--- start of Dataset entries ---

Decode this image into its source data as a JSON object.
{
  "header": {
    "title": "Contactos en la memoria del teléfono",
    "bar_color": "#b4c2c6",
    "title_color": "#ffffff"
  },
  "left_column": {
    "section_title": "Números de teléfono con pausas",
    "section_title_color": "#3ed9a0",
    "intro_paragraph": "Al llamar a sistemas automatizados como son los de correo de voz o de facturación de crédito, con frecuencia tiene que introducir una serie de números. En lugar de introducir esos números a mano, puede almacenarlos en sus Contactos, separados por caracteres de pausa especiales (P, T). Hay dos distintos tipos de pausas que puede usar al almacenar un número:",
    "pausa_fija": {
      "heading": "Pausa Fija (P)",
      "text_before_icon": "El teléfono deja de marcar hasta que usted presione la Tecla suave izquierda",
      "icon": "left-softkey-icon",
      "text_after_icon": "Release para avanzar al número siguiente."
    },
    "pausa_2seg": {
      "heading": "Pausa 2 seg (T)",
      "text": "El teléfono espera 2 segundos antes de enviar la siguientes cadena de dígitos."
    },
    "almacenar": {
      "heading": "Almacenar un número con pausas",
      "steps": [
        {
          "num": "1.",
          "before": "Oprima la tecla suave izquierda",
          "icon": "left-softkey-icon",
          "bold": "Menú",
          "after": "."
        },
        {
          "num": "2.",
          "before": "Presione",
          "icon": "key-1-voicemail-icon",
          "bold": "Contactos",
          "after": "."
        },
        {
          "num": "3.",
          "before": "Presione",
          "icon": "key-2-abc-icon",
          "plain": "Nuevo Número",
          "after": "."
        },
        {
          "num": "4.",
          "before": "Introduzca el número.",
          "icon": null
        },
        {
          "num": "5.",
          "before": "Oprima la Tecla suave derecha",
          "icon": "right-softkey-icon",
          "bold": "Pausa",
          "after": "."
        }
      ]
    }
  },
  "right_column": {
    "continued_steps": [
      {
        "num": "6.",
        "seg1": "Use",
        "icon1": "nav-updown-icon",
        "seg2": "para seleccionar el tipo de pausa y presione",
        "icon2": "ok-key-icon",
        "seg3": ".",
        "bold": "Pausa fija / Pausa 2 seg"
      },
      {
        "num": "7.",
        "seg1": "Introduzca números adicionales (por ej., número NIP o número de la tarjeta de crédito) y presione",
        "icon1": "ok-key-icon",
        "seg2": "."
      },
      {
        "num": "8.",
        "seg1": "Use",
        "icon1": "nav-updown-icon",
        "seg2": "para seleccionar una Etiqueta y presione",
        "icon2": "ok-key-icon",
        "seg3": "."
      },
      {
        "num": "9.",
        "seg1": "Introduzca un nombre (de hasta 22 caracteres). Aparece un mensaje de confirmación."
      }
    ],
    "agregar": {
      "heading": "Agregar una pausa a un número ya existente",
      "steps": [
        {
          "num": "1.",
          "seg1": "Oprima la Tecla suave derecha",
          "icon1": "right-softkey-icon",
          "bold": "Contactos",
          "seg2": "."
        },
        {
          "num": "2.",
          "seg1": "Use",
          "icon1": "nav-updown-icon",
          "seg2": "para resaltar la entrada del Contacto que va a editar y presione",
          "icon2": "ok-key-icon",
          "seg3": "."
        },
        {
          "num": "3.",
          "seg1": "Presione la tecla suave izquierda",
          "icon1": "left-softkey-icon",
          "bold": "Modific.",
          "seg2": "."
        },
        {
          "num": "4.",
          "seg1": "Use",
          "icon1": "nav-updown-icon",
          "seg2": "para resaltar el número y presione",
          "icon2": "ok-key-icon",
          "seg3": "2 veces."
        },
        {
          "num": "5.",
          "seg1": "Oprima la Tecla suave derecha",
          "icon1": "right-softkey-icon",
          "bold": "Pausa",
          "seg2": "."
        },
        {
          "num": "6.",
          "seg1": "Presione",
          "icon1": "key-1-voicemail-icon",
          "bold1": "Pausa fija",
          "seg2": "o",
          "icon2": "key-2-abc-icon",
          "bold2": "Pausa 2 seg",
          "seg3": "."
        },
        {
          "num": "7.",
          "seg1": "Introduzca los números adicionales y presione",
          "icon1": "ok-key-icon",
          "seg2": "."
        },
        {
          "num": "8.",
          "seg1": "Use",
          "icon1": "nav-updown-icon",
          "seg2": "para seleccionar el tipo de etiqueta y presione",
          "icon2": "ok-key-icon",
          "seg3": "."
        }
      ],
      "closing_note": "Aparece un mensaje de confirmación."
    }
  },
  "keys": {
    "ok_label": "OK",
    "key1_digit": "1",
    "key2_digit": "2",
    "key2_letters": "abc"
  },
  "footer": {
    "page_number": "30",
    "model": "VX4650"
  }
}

--- end of Dataset entries ---

■ The exercise
Tally up the lines in the records that contain the word "voicemail" and give only the total.

■ Expected answer
2